Instruction =
Reproduce the entries below in full, word for word.

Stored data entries
****

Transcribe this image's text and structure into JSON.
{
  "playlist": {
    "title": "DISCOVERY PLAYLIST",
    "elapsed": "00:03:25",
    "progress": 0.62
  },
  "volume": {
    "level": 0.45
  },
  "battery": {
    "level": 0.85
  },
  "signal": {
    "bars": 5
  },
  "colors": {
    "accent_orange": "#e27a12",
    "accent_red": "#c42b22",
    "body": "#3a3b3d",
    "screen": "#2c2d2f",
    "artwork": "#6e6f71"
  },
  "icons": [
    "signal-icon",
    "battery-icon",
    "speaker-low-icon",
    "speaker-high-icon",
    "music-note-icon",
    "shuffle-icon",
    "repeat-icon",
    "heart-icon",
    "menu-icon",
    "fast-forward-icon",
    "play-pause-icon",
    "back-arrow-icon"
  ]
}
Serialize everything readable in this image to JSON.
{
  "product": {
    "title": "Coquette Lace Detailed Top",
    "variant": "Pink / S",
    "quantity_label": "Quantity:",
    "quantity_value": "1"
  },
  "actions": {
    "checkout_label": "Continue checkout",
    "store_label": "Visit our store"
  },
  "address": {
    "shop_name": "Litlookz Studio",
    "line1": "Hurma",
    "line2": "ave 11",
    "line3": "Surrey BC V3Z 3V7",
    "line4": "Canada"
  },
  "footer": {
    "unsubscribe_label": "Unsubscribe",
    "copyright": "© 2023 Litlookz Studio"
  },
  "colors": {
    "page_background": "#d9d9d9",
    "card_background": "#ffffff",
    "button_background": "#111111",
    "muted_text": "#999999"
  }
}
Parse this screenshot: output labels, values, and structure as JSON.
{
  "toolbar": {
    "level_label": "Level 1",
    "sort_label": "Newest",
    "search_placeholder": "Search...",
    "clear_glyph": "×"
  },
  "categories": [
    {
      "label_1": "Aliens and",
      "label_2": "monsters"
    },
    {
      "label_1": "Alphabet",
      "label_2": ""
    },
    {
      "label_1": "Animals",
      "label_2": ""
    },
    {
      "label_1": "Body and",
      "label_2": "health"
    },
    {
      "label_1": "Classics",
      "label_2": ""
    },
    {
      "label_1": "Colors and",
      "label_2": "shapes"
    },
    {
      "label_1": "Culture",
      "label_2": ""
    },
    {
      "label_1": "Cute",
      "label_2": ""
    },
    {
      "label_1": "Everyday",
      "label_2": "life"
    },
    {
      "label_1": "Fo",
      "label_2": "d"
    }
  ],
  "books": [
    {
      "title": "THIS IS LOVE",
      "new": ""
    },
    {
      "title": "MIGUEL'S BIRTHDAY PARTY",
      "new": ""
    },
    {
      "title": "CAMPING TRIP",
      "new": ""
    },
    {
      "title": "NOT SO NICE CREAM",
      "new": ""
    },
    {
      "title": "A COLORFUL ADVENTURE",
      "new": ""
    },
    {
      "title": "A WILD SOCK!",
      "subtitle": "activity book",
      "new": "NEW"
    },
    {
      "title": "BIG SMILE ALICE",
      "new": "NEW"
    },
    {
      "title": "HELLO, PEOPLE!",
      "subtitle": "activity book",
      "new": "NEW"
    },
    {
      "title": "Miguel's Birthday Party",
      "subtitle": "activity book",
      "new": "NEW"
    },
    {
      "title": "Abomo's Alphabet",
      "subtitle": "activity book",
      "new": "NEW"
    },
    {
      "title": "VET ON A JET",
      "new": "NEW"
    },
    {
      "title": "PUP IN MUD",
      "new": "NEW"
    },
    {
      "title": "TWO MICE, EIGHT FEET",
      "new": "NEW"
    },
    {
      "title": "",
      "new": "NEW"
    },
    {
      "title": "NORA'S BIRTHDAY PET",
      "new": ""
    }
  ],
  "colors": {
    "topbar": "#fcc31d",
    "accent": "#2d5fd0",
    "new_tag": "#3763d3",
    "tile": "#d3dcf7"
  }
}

****

Task answer =
Transcribe this image's text and structure into JSON.
{
  "playlist": {
    "title": "DISCOVERY PLAYLIST",
    "elapsed": "00:03:25",
    "progress": 0.62
  },
  "volume": {
    "level": 0.45
  },
  "battery": {
    "level": 0.85
  },
  "signal": {
    "bars": 5
  },
  "colors": {
    "accent_orange": "#e27a12",
    "accent_red": "#c42b22",
    "body": "#3a3b3d",
    "screen": "#2c2d2f",
    "artwork": "#6e6f71"
  },
  "icons": [
    "signal-icon",
    "battery-icon",
    "speaker-low-icon",
    "speaker-high-icon",
    "music-note-icon",
    "shuffle-icon",
    "repeat-icon",
    "heart-icon",
    "menu-icon",
    "fast-forward-icon",
    "play-pause-icon",
    "back-arrow-icon"
  ]
}
Serialize everything readable in this image to JSON.
{
  "product": {
    "title": "Coquette Lace Detailed Top",
    "variant": "Pink / S",
    "quantity_label": "Quantity:",
    "quantity_value": "1"
  },
  "actions": {
    "checkout_label": "Continue checkout",
    "store_label": "Visit our store"
  },
  "address": {
    "shop_name": "Litlookz Studio",
    "line1": "Hurma",
    "line2": "ave 11",
    "line3": "Surrey BC V3Z 3V7",
    "line4": "Canada"
  },
  "footer": {
    "unsubscribe_label": "Unsubscribe",
    "copyright": "© 2023 Litlookz Studio"
  },
  "colors": {
    "page_background": "#d9d9d9",
    "card_background": "#ffffff",
    "button_background": "#111111",
    "muted_text": "#999999"
  }
}
Parse this screenshot: output labels, values, and structure as JSON.
{
  "toolbar": {
    "level_label": "Level 1",
    "sort_label": "Newest",
    "search_placeholder": "Search...",
    "clear_glyph": "×"
  },
  "categories": [
    {
      "label_1": "Aliens and",
      "label_2": "monsters"
    },
    {
      "label_1": "Alphabet",
      "label_2": ""
    },
    {
      "label_1": "Animals",
      "label_2": ""
    },
    {
      "label_1": "Body and",
      "label_2": "health"
    },
    {
      "label_1": "Classics",
      "label_2": ""
    },
    {
      "label_1": "Colors and",
      "label_2": "shapes"
    },
    {
      "label_1": "Culture",
      "label_2": ""
    },
    {
      "label_1": "Cute",
      "label_2": ""
    },
    {
      "label_1": "Everyday",
      "label_2": "life"
    },
    {
      "label_1": "Fo",
      "label_2": "d"
    }
  ],
  "books": [
    {
      "title": "THIS IS LOVE",
      "new": ""
    },
    {
      "title": "MIGUEL'S BIRTHDAY PARTY",
      "new": ""
    },
    {
      "title": "CAMPING TRIP",
      "new": ""
    },
    {
      "title": "NOT SO NICE CREAM",
      "new": ""
    },
    {
      "title": "A COLORFUL ADVENTURE",
      "new": ""
    },
    {
      "title": "A WILD SOCK!",
      "subtitle": "activity book",
      "new": "NEW"
    },
    {
      "title": "BIG SMILE ALICE",
      "new": "NEW"
    },
    {
      "title": "HELLO, PEOPLE!",
      "subtitle": "activity book",
      "new": "NEW"
    },
    {
      "title": "Miguel's Birthday Party",
      "subtitle": "activity book",
      "new": "NEW"
    },
    {
      "title": "Abomo's Alphabet",
      "subtitle": "activity book",
      "new": "NEW"
    },
    {
      "title": "VET ON A JET",
      "new": "NEW"
    },
    {
      "title": "PUP IN MUD",
      "new": "NEW"
    },
    {
      "title": "TWO MICE, EIGHT FEET",
      "new": "NEW"
    },
    {
      "title": "",
      "new": "NEW"
    },
    {
      "title": "NORA'S BIRTHDAY PET",
      "new": ""
    }
  ],
  "colors": {
    "topbar": "#fcc31d",
    "accent": "#2d5fd0",
    "new_tag": "#3763d3",
    "tile": "#d3dcf7"
  }
}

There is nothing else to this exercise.